● **LISTED ENTRIES**:
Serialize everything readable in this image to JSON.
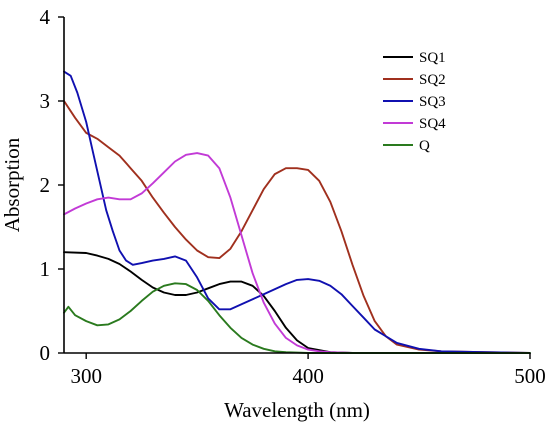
{
  "chart_data": {
    "type": "line",
    "title": "",
    "xlabel": "Wavelength (nm)",
    "ylabel": "Absorption",
    "xlim": [
      290,
      500
    ],
    "ylim": [
      0,
      4
    ],
    "xticks": [
      300,
      400,
      500
    ],
    "yticks": [
      0,
      1,
      2,
      3,
      4
    ],
    "grid": false,
    "legend": "top-right",
    "series": [
      {
        "name": "SQ1",
        "color": "#000000",
        "x": [
          290,
          300,
          305,
          310,
          315,
          320,
          325,
          330,
          335,
          340,
          345,
          350,
          355,
          360,
          365,
          370,
          375,
          380,
          385,
          390,
          395,
          400,
          410,
          420,
          440,
          460,
          500
        ],
        "y": [
          1.2,
          1.19,
          1.16,
          1.12,
          1.06,
          0.97,
          0.87,
          0.78,
          0.72,
          0.69,
          0.69,
          0.72,
          0.77,
          0.82,
          0.85,
          0.85,
          0.8,
          0.68,
          0.5,
          0.3,
          0.15,
          0.06,
          0.01,
          0.0,
          0.0,
          0.0,
          0.0
        ]
      },
      {
        "name": "SQ2",
        "color": "#a0301e",
        "x": [
          290,
          295,
          300,
          305,
          310,
          315,
          320,
          325,
          330,
          335,
          340,
          345,
          350,
          355,
          360,
          365,
          370,
          375,
          380,
          385,
          390,
          395,
          400,
          405,
          410,
          415,
          420,
          425,
          430,
          435,
          440,
          450,
          460,
          480,
          500
        ],
        "y": [
          3.0,
          2.8,
          2.62,
          2.55,
          2.45,
          2.35,
          2.2,
          2.05,
          1.85,
          1.67,
          1.5,
          1.35,
          1.22,
          1.14,
          1.13,
          1.24,
          1.45,
          1.7,
          1.95,
          2.13,
          2.2,
          2.2,
          2.18,
          2.05,
          1.8,
          1.45,
          1.05,
          0.68,
          0.38,
          0.2,
          0.1,
          0.04,
          0.02,
          0.01,
          0.0
        ]
      },
      {
        "name": "SQ3",
        "color": "#1010b0",
        "x": [
          290,
          293,
          296,
          300,
          303,
          306,
          309,
          312,
          315,
          318,
          321,
          325,
          330,
          335,
          340,
          345,
          350,
          355,
          360,
          365,
          370,
          380,
          390,
          395,
          400,
          405,
          410,
          415,
          420,
          425,
          430,
          440,
          450,
          460,
          480,
          500
        ],
        "y": [
          3.35,
          3.3,
          3.1,
          2.75,
          2.4,
          2.05,
          1.7,
          1.45,
          1.22,
          1.1,
          1.05,
          1.07,
          1.1,
          1.12,
          1.15,
          1.1,
          0.9,
          0.65,
          0.52,
          0.52,
          0.58,
          0.7,
          0.82,
          0.87,
          0.88,
          0.86,
          0.8,
          0.7,
          0.56,
          0.42,
          0.28,
          0.12,
          0.05,
          0.02,
          0.01,
          0.0
        ]
      },
      {
        "name": "SQ4",
        "color": "#c23ad6",
        "x": [
          290,
          295,
          300,
          305,
          310,
          315,
          320,
          325,
          330,
          335,
          340,
          345,
          350,
          355,
          360,
          365,
          370,
          375,
          380,
          385,
          390,
          395,
          400,
          405,
          410,
          420,
          440,
          500
        ],
        "y": [
          1.65,
          1.72,
          1.78,
          1.83,
          1.85,
          1.83,
          1.83,
          1.9,
          2.02,
          2.15,
          2.28,
          2.36,
          2.38,
          2.35,
          2.2,
          1.85,
          1.4,
          0.95,
          0.6,
          0.35,
          0.18,
          0.09,
          0.04,
          0.02,
          0.01,
          0.0,
          0.0,
          0.0
        ]
      },
      {
        "name": "Q",
        "color": "#2a7a1e",
        "x": [
          290,
          292,
          295,
          300,
          305,
          310,
          315,
          320,
          325,
          330,
          335,
          340,
          345,
          350,
          355,
          360,
          365,
          370,
          375,
          380,
          385,
          390,
          400,
          420,
          440,
          500
        ],
        "y": [
          0.48,
          0.55,
          0.45,
          0.38,
          0.33,
          0.34,
          0.4,
          0.5,
          0.62,
          0.73,
          0.8,
          0.83,
          0.82,
          0.75,
          0.62,
          0.45,
          0.3,
          0.18,
          0.1,
          0.05,
          0.02,
          0.01,
          0.0,
          0.0,
          0.0,
          0.0
        ]
      }
    ]
  }
}
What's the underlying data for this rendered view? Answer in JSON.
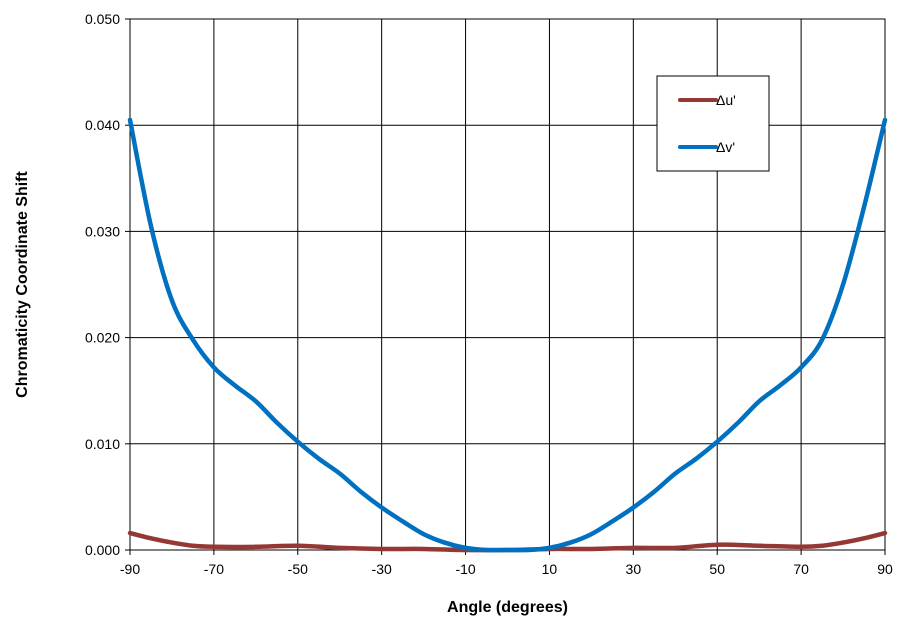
{
  "chart_data": {
    "type": "line",
    "title": "",
    "xlabel": "Angle (degrees)",
    "ylabel": "Chromaticity Coordinate Shift",
    "xlim": [
      -90,
      90
    ],
    "ylim": [
      0,
      0.05
    ],
    "x_ticks": [
      "-90",
      "-70",
      "-50",
      "-30",
      "-10",
      "10",
      "30",
      "50",
      "70",
      "90"
    ],
    "y_ticks": [
      "0.000",
      "0.010",
      "0.020",
      "0.030",
      "0.040",
      "0.050"
    ],
    "grid": true,
    "legend_position": "top-right",
    "series": [
      {
        "name": "Δu'",
        "color": "#953735",
        "x": [
          -90,
          -85,
          -80,
          -75,
          -70,
          -60,
          -50,
          -40,
          -30,
          -20,
          -10,
          0,
          10,
          20,
          30,
          40,
          50,
          60,
          70,
          75,
          80,
          85,
          90
        ],
        "y": [
          0.0016,
          0.0011,
          0.0007,
          0.0004,
          0.0003,
          0.0003,
          0.0004,
          0.0002,
          0.0001,
          0.0001,
          0.0,
          0.0,
          0.0001,
          0.0001,
          0.0002,
          0.0002,
          0.0005,
          0.0004,
          0.0003,
          0.0004,
          0.0007,
          0.0011,
          0.0016
        ]
      },
      {
        "name": "Δv'",
        "color": "#0070C0",
        "x": [
          -90,
          -85,
          -80,
          -75,
          -70,
          -65,
          -60,
          -55,
          -50,
          -45,
          -40,
          -35,
          -30,
          -25,
          -20,
          -15,
          -10,
          -5,
          0,
          5,
          10,
          15,
          20,
          25,
          30,
          35,
          40,
          45,
          50,
          55,
          60,
          65,
          70,
          75,
          80,
          85,
          90
        ],
        "y": [
          0.0405,
          0.0305,
          0.0235,
          0.0198,
          0.0172,
          0.0155,
          0.014,
          0.012,
          0.0102,
          0.0086,
          0.0072,
          0.0055,
          0.004,
          0.0027,
          0.0015,
          0.0007,
          0.0002,
          0.0,
          0.0,
          0.0,
          0.0002,
          0.0007,
          0.0015,
          0.0027,
          0.004,
          0.0055,
          0.0072,
          0.0086,
          0.0102,
          0.012,
          0.014,
          0.0155,
          0.0172,
          0.0198,
          0.025,
          0.0323,
          0.0405
        ]
      }
    ]
  }
}
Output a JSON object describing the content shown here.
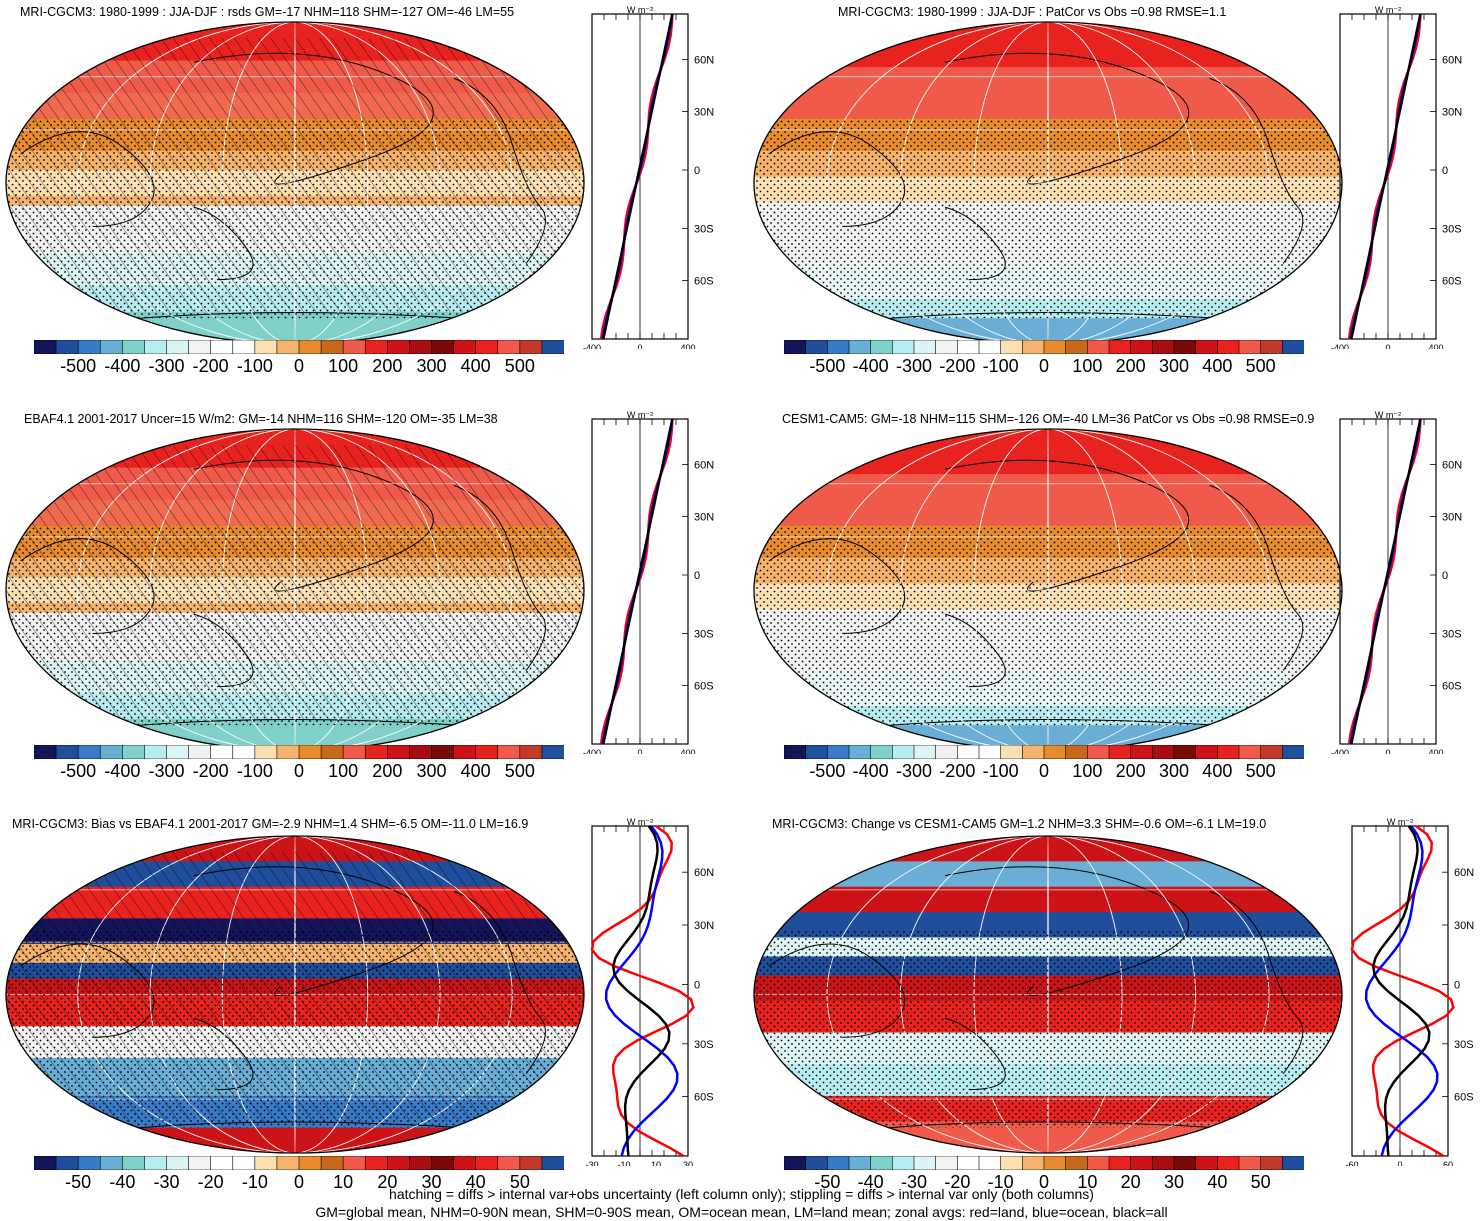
{
  "panels": [
    {
      "id": "p1",
      "title": "MRI-CGCM3: 1980-1999 : JJA-DJF : rsds GM=-17 NHM=118 SHM=-127 OM=-46 LM=55",
      "colorbar_labels": [
        "-500",
        "-400",
        "-300",
        "-200",
        "-100",
        "0",
        "100",
        "200",
        "300",
        "400",
        "500"
      ],
      "zonal_xticks": [
        "-400",
        "0",
        "400"
      ],
      "zonal_unit": "W m⁻²",
      "lat_ticks": [
        "60N",
        "30N",
        "0",
        "30S",
        "60S"
      ],
      "pattern": "seasonal",
      "hatched": true
    },
    {
      "id": "p2",
      "title": "MRI-CGCM3: 1980-1999 : JJA-DJF : PatCor vs Obs =0.98 RMSE=1.1",
      "colorbar_labels": [
        "-500",
        "-400",
        "-300",
        "-200",
        "-100",
        "0",
        "100",
        "200",
        "300",
        "400",
        "500"
      ],
      "zonal_xticks": [
        "-400",
        "0",
        "400"
      ],
      "zonal_unit": "W m⁻²",
      "lat_ticks": [
        "60N",
        "30N",
        "0",
        "30S",
        "60S"
      ],
      "pattern": "seasonal",
      "hatched": false
    },
    {
      "id": "p3",
      "title": "EBAF4.1 2001-2017 Uncer=15 W/m2: GM=-14 NHM=116 SHM=-120 OM=-35 LM=38",
      "colorbar_labels": [
        "-500",
        "-400",
        "-300",
        "-200",
        "-100",
        "0",
        "100",
        "200",
        "300",
        "400",
        "500"
      ],
      "zonal_xticks": [
        "-400",
        "0",
        "400"
      ],
      "zonal_unit": "W m⁻²",
      "lat_ticks": [
        "60N",
        "30N",
        "0",
        "30S",
        "60S"
      ],
      "pattern": "seasonal",
      "hatched": true
    },
    {
      "id": "p4",
      "title": "CESM1-CAM5: GM=-18 NHM=115 SHM=-126 OM=-40 LM=36 PatCor vs Obs =0.98 RMSE=0.9",
      "colorbar_labels": [
        "-500",
        "-400",
        "-300",
        "-200",
        "-100",
        "0",
        "100",
        "200",
        "300",
        "400",
        "500"
      ],
      "zonal_xticks": [
        "-400",
        "0",
        "400"
      ],
      "zonal_unit": "W m⁻²",
      "lat_ticks": [
        "60N",
        "30N",
        "0",
        "30S",
        "60S"
      ],
      "pattern": "seasonal",
      "hatched": false
    },
    {
      "id": "p5",
      "title": "MRI-CGCM3: Bias vs EBAF4.1 2001-2017 GM=-2.9 NHM=1.4 SHM=-6.5 OM=-11.0 LM=16.9",
      "colorbar_labels": [
        "-50",
        "-40",
        "-30",
        "-20",
        "-10",
        "0",
        "10",
        "20",
        "30",
        "40",
        "50"
      ],
      "zonal_xticks": [
        "-30",
        "-10",
        "10",
        "30"
      ],
      "zonal_unit": "W m⁻²",
      "lat_ticks": [
        "60N",
        "30N",
        "0",
        "30S",
        "60S"
      ],
      "pattern": "bias",
      "hatched": true
    },
    {
      "id": "p6",
      "title": "MRI-CGCM3: Change vs CESM1-CAM5 GM=1.2 NHM=3.3 SHM=-0.6 OM=-6.1 LM=19.0",
      "colorbar_labels": [
        "-50",
        "-40",
        "-30",
        "-20",
        "-10",
        "0",
        "10",
        "20",
        "30",
        "40",
        "50"
      ],
      "zonal_xticks": [
        "-60",
        "0",
        "60"
      ],
      "zonal_unit": "W m⁻²",
      "lat_ticks": [
        "60N",
        "30N",
        "0",
        "30S",
        "60S"
      ],
      "pattern": "change",
      "hatched": false
    }
  ],
  "colorbar_colors": [
    "#14145a",
    "#1f4f9c",
    "#3a7bc8",
    "#6aaed6",
    "#7fd0c8",
    "#b7ecf0",
    "#dcf4f4",
    "#f2f2f2",
    "#ffffff",
    "#ffffff",
    "#fde0b2",
    "#f6b36d",
    "#e88a2e",
    "#c8681c",
    "#f05a4a",
    "#e8221e",
    "#cc1418",
    "#a80d12",
    "#7a0a0a",
    "#cc1418",
    "#e8221e",
    "#f05a4a",
    "#c0392b",
    "#1f4f9c"
  ],
  "zonal_series_colors": {
    "land": "#ff0000",
    "ocean": "#0000ff",
    "all": "#000000"
  },
  "footer": {
    "line1": "hatching = diffs > internal var+obs uncertainty (left column only); stippling = diffs > internal var only (both columns)",
    "line2": "GM=global mean, NHM=0-90N mean, SHM=0-90S mean, OM=ocean mean, LM=land mean; zonal avgs: red=land, blue=ocean, black=all"
  }
}
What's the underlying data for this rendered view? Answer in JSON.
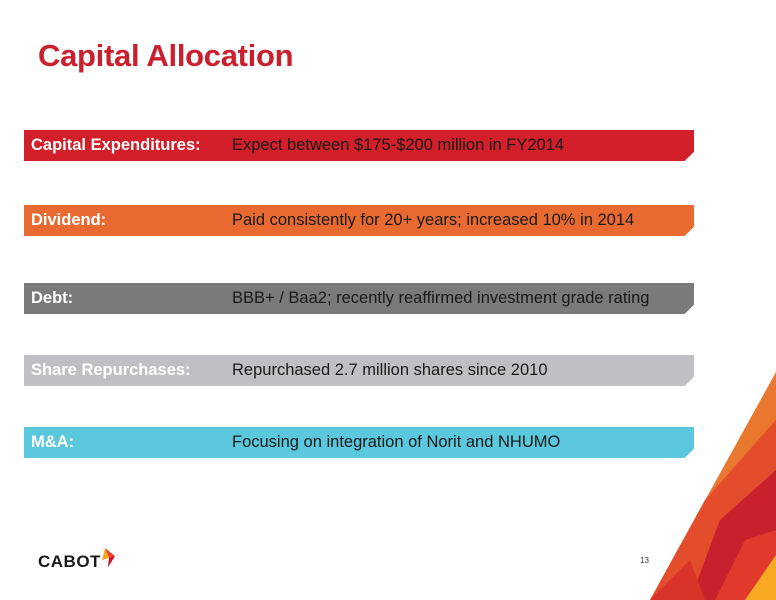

● **THE PROBLEM**: Filter the records down to the lines that contain the string "name", and copy those lines.

● **ANSWER FOR THE TASK**:
        "name": "SQ1",
        "name": "SQ2",
        "name": "SQ3",
        "name": "SQ4",
        "name": "Q",
        "name": "Δu'",
        "name": "Δv'",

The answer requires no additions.